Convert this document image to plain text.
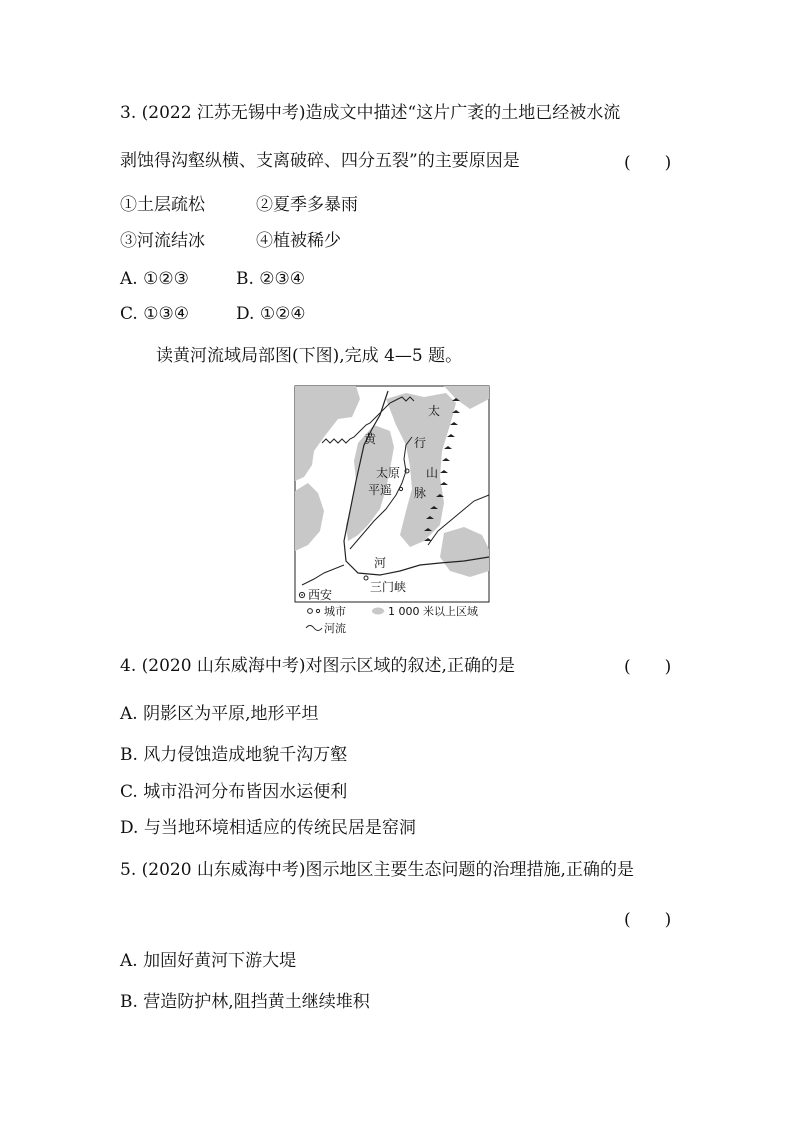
3. (2022 江苏无锡中考)造成文中描述“这片广袤的土地已经被水流
剥蚀得沟壑纵横、支离破碎、四分五裂”的主要原因是	(　　)
①土层疏松	②夏季多暴雨
③河流结冰	④植被稀少
A. ①②③	B. ②③④
C. ①③④	D. ①②④
读黄河流域局部图(下图),完成 4—5 题。
黄
河
太
行
山
脉
太原
平遥
三门峡
西安
城市
河流
1 000 米以上区域
4. (2020 山东威海中考)对图示区域的叙述,正确的是	(　　)
A. 阴影区为平原,地形平坦
B. 风力侵蚀造成地貌千沟万壑
C. 城市沿河分布皆因水运便利
D. 与当地环境相适应的传统民居是窑洞
5. (2020 山东威海中考)图示地区主要生态问题的治理措施,正确的是
(　　)
A. 加固好黄河下游大堤
B. 营造防护林,阻挡黄土继续堆积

• • • • • • •

## Aim
Would you set down the listing exactly, omitting pictures?

## Right answer
Convert this document image to plain text.
3. (2022 江苏无锡中考)造成文中描述“这片广袤的土地已经被水流
剥蚀得沟壑纵横、支离破碎、四分五裂”的主要原因是	(　　)
①土层疏松	②夏季多暴雨
③河流结冰	④植被稀少
A. ①②③	B. ②③④
C. ①③④	D. ①②④
读黄河流域局部图(下图),完成 4—5 题。
黄
河
太
行
山
脉
太原
平遥
三门峡
西安
城市
河流
1 000 米以上区域
4. (2020 山东威海中考)对图示区域的叙述,正确的是	(　　)
A. 阴影区为平原,地形平坦
B. 风力侵蚀造成地貌千沟万壑
C. 城市沿河分布皆因水运便利
D. 与当地环境相适应的传统民居是窑洞
5. (2020 山东威海中考)图示地区主要生态问题的治理措施,正确的是
(　　)
A. 加固好黄河下游大堤
B. 营造防护林,阻挡黄土继续堆积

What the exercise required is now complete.